Return all of the entries word for word, but omit the pictures they contain.
— START OF EXERCISE DATA —
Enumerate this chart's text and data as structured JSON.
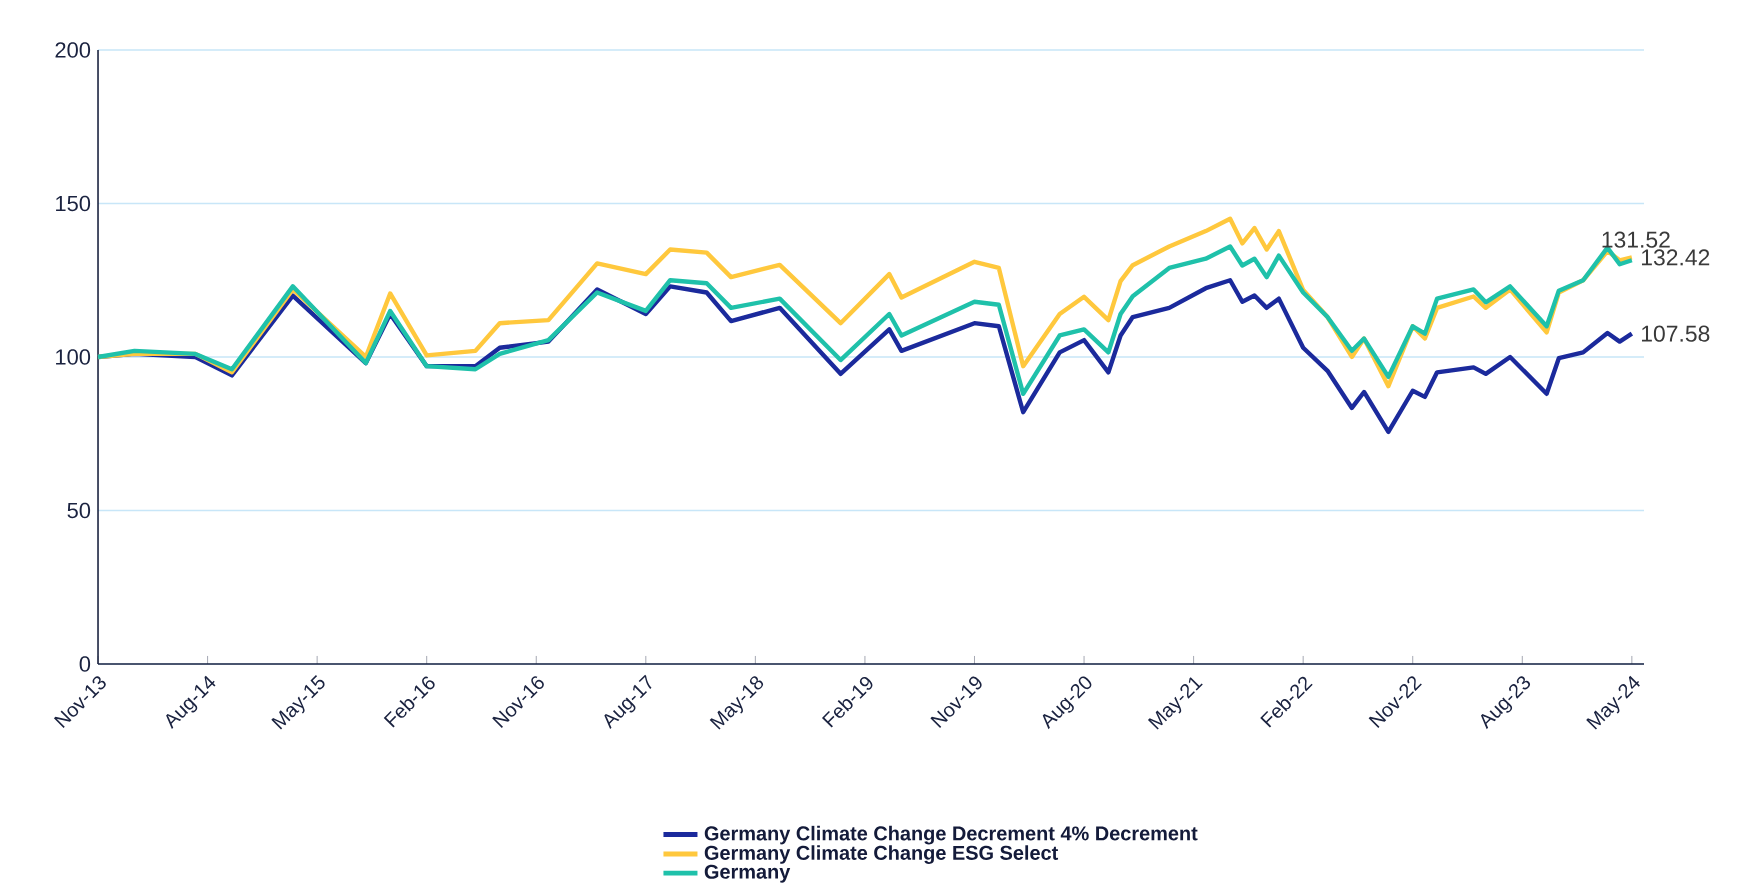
{
  "chart_data": {
    "type": "line",
    "x": [
      "2013-11",
      "2014-02",
      "2014-07",
      "2014-10",
      "2015-03",
      "2015-09",
      "2015-11",
      "2016-02",
      "2016-06",
      "2016-08",
      "2016-12",
      "2017-04",
      "2017-08",
      "2017-10",
      "2018-01",
      "2018-03",
      "2018-07",
      "2018-12",
      "2019-04",
      "2019-05",
      "2019-11",
      "2020-01",
      "2020-03",
      "2020-06",
      "2020-08",
      "2020-10",
      "2020-11",
      "2020-12",
      "2021-03",
      "2021-06",
      "2021-08",
      "2021-09",
      "2021-10",
      "2021-11",
      "2021-12",
      "2022-02",
      "2022-04",
      "2022-06",
      "2022-07",
      "2022-09",
      "2022-11",
      "2022-12",
      "2023-01",
      "2023-04",
      "2023-05",
      "2023-07",
      "2023-10",
      "2023-11",
      "2024-01",
      "2024-03",
      "2024-04",
      "2024-05"
    ],
    "series": [
      {
        "name": "Germany Climate Change Decrement 4% Decrement",
        "color": "#1b2a9c",
        "values": [
          100,
          101,
          100,
          94,
          120,
          98,
          114,
          97,
          97,
          103,
          105,
          122,
          114,
          123,
          121,
          111.7,
          116,
          94.5,
          109,
          102,
          111,
          110,
          82,
          101.5,
          105.5,
          95,
          107,
          113,
          116,
          122.4,
          125,
          118,
          120,
          116,
          119,
          103,
          95.5,
          83.4,
          88.6,
          75.6,
          89,
          87,
          95,
          96.6,
          94.5,
          100,
          88,
          99.6,
          101.5,
          107.8,
          105,
          107.58
        ],
        "value_labels": [
          null,
          null,
          null,
          null,
          null,
          null,
          null,
          null,
          null,
          null,
          null,
          null,
          null,
          null,
          null,
          null,
          null,
          null,
          null,
          null,
          null,
          null,
          null,
          null,
          null,
          null,
          null,
          null,
          null,
          null,
          null,
          null,
          null,
          null,
          null,
          null,
          null,
          null,
          null,
          null,
          null,
          null,
          null,
          null,
          null,
          null,
          null,
          null,
          null,
          null,
          null,
          "107.58"
        ]
      },
      {
        "name": "Germany Climate Change ESG Select",
        "color": "#ffc83d",
        "values": [
          100,
          101,
          101,
          95,
          122,
          100,
          120.7,
          100.5,
          102,
          111,
          112,
          130.5,
          127,
          135,
          134,
          126,
          130,
          111,
          127,
          119.4,
          131,
          129,
          97,
          114,
          119.6,
          112,
          124.7,
          129.9,
          136,
          141,
          145,
          137,
          142,
          135,
          141,
          121.8,
          113,
          100,
          106,
          90.5,
          110,
          106,
          116,
          119.7,
          116,
          122,
          108,
          121,
          125,
          134.5,
          131.5,
          132.42
        ],
        "value_labels": [
          null,
          null,
          null,
          null,
          null,
          null,
          null,
          null,
          null,
          null,
          null,
          null,
          null,
          null,
          null,
          null,
          null,
          null,
          null,
          null,
          null,
          null,
          null,
          null,
          null,
          null,
          null,
          null,
          null,
          null,
          null,
          null,
          null,
          null,
          null,
          null,
          null,
          null,
          null,
          null,
          null,
          null,
          null,
          null,
          null,
          null,
          null,
          null,
          null,
          null,
          null,
          "132.42"
        ]
      },
      {
        "name": "Germany",
        "color": "#1fc1aa",
        "values": [
          100,
          102,
          101,
          96,
          123,
          98,
          115,
          97,
          96,
          101,
          105.5,
          121,
          115,
          125,
          124,
          116,
          119,
          99,
          114,
          107,
          118,
          117,
          88,
          107,
          109,
          101.5,
          114,
          119.8,
          129,
          132,
          136,
          129.8,
          132,
          126,
          133,
          121,
          113,
          102,
          106,
          93.5,
          110,
          107.6,
          119,
          122,
          117.8,
          123,
          110,
          121.6,
          125,
          135.6,
          130.2,
          131.52
        ],
        "value_labels": [
          null,
          null,
          null,
          null,
          null,
          null,
          null,
          null,
          null,
          null,
          null,
          null,
          null,
          null,
          null,
          null,
          null,
          null,
          null,
          null,
          null,
          null,
          null,
          null,
          null,
          null,
          null,
          null,
          null,
          null,
          null,
          null,
          null,
          null,
          null,
          null,
          null,
          null,
          null,
          null,
          null,
          null,
          null,
          null,
          null,
          null,
          null,
          null,
          null,
          null,
          null,
          "131.52"
        ]
      }
    ],
    "xlim": [
      "2013-11",
      "2024-06"
    ],
    "xticks": [
      {
        "value": "2013-11",
        "label": "Nov-13"
      },
      {
        "value": "2014-08",
        "label": "Aug-14"
      },
      {
        "value": "2015-05",
        "label": "May-15"
      },
      {
        "value": "2016-02",
        "label": "Feb-16"
      },
      {
        "value": "2016-11",
        "label": "Nov-16"
      },
      {
        "value": "2017-08",
        "label": "Aug-17"
      },
      {
        "value": "2018-05",
        "label": "May-18"
      },
      {
        "value": "2019-02",
        "label": "Feb-19"
      },
      {
        "value": "2019-11",
        "label": "Nov-19"
      },
      {
        "value": "2020-08",
        "label": "Aug-20"
      },
      {
        "value": "2021-05",
        "label": "May-21"
      },
      {
        "value": "2022-02",
        "label": "Feb-22"
      },
      {
        "value": "2022-11",
        "label": "Nov-22"
      },
      {
        "value": "2023-08",
        "label": "Aug-23"
      },
      {
        "value": "2024-05",
        "label": "May-24"
      }
    ],
    "ylim": [
      0,
      200
    ],
    "yticks": [
      0,
      50,
      100,
      150,
      200
    ],
    "grid": "y",
    "legend": "bottom",
    "marker": "none",
    "line_style": "solid"
  }
}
— END OF EXERCISE DATA —
## THE OUTPUT
Enumerate this chart's text and data as structured JSON.
{
  "chart_data": {
    "type": "line",
    "x": [
      "2013-11",
      "2014-02",
      "2014-07",
      "2014-10",
      "2015-03",
      "2015-09",
      "2015-11",
      "2016-02",
      "2016-06",
      "2016-08",
      "2016-12",
      "2017-04",
      "2017-08",
      "2017-10",
      "2018-01",
      "2018-03",
      "2018-07",
      "2018-12",
      "2019-04",
      "2019-05",
      "2019-11",
      "2020-01",
      "2020-03",
      "2020-06",
      "2020-08",
      "2020-10",
      "2020-11",
      "2020-12",
      "2021-03",
      "2021-06",
      "2021-08",
      "2021-09",
      "2021-10",
      "2021-11",
      "2021-12",
      "2022-02",
      "2022-04",
      "2022-06",
      "2022-07",
      "2022-09",
      "2022-11",
      "2022-12",
      "2023-01",
      "2023-04",
      "2023-05",
      "2023-07",
      "2023-10",
      "2023-11",
      "2024-01",
      "2024-03",
      "2024-04",
      "2024-05"
    ],
    "series": [
      {
        "name": "Germany Climate Change Decrement 4% Decrement",
        "color": "#1b2a9c",
        "values": [
          100,
          101,
          100,
          94,
          120,
          98,
          114,
          97,
          97,
          103,
          105,
          122,
          114,
          123,
          121,
          111.7,
          116,
          94.5,
          109,
          102,
          111,
          110,
          82,
          101.5,
          105.5,
          95,
          107,
          113,
          116,
          122.4,
          125,
          118,
          120,
          116,
          119,
          103,
          95.5,
          83.4,
          88.6,
          75.6,
          89,
          87,
          95,
          96.6,
          94.5,
          100,
          88,
          99.6,
          101.5,
          107.8,
          105,
          107.58
        ],
        "value_labels": [
          null,
          null,
          null,
          null,
          null,
          null,
          null,
          null,
          null,
          null,
          null,
          null,
          null,
          null,
          null,
          null,
          null,
          null,
          null,
          null,
          null,
          null,
          null,
          null,
          null,
          null,
          null,
          null,
          null,
          null,
          null,
          null,
          null,
          null,
          null,
          null,
          null,
          null,
          null,
          null,
          null,
          null,
          null,
          null,
          null,
          null,
          null,
          null,
          null,
          null,
          null,
          "107.58"
        ]
      },
      {
        "name": "Germany Climate Change ESG Select",
        "color": "#ffc83d",
        "values": [
          100,
          101,
          101,
          95,
          122,
          100,
          120.7,
          100.5,
          102,
          111,
          112,
          130.5,
          127,
          135,
          134,
          126,
          130,
          111,
          127,
          119.4,
          131,
          129,
          97,
          114,
          119.6,
          112,
          124.7,
          129.9,
          136,
          141,
          145,
          137,
          142,
          135,
          141,
          121.8,
          113,
          100,
          106,
          90.5,
          110,
          106,
          116,
          119.7,
          116,
          122,
          108,
          121,
          125,
          134.5,
          131.5,
          132.42
        ],
        "value_labels": [
          null,
          null,
          null,
          null,
          null,
          null,
          null,
          null,
          null,
          null,
          null,
          null,
          null,
          null,
          null,
          null,
          null,
          null,
          null,
          null,
          null,
          null,
          null,
          null,
          null,
          null,
          null,
          null,
          null,
          null,
          null,
          null,
          null,
          null,
          null,
          null,
          null,
          null,
          null,
          null,
          null,
          null,
          null,
          null,
          null,
          null,
          null,
          null,
          null,
          null,
          null,
          "132.42"
        ]
      },
      {
        "name": "Germany",
        "color": "#1fc1aa",
        "values": [
          100,
          102,
          101,
          96,
          123,
          98,
          115,
          97,
          96,
          101,
          105.5,
          121,
          115,
          125,
          124,
          116,
          119,
          99,
          114,
          107,
          118,
          117,
          88,
          107,
          109,
          101.5,
          114,
          119.8,
          129,
          132,
          136,
          129.8,
          132,
          126,
          133,
          121,
          113,
          102,
          106,
          93.5,
          110,
          107.6,
          119,
          122,
          117.8,
          123,
          110,
          121.6,
          125,
          135.6,
          130.2,
          131.52
        ],
        "value_labels": [
          null,
          null,
          null,
          null,
          null,
          null,
          null,
          null,
          null,
          null,
          null,
          null,
          null,
          null,
          null,
          null,
          null,
          null,
          null,
          null,
          null,
          null,
          null,
          null,
          null,
          null,
          null,
          null,
          null,
          null,
          null,
          null,
          null,
          null,
          null,
          null,
          null,
          null,
          null,
          null,
          null,
          null,
          null,
          null,
          null,
          null,
          null,
          null,
          null,
          null,
          null,
          "131.52"
        ]
      }
    ],
    "xlim": [
      "2013-11",
      "2024-06"
    ],
    "xticks": [
      {
        "value": "2013-11",
        "label": "Nov-13"
      },
      {
        "value": "2014-08",
        "label": "Aug-14"
      },
      {
        "value": "2015-05",
        "label": "May-15"
      },
      {
        "value": "2016-02",
        "label": "Feb-16"
      },
      {
        "value": "2016-11",
        "label": "Nov-16"
      },
      {
        "value": "2017-08",
        "label": "Aug-17"
      },
      {
        "value": "2018-05",
        "label": "May-18"
      },
      {
        "value": "2019-02",
        "label": "Feb-19"
      },
      {
        "value": "2019-11",
        "label": "Nov-19"
      },
      {
        "value": "2020-08",
        "label": "Aug-20"
      },
      {
        "value": "2021-05",
        "label": "May-21"
      },
      {
        "value": "2022-02",
        "label": "Feb-22"
      },
      {
        "value": "2022-11",
        "label": "Nov-22"
      },
      {
        "value": "2023-08",
        "label": "Aug-23"
      },
      {
        "value": "2024-05",
        "label": "May-24"
      }
    ],
    "ylim": [
      0,
      200
    ],
    "yticks": [
      0,
      50,
      100,
      150,
      200
    ],
    "grid": "y",
    "legend": "bottom",
    "marker": "none",
    "line_style": "solid"
  }
}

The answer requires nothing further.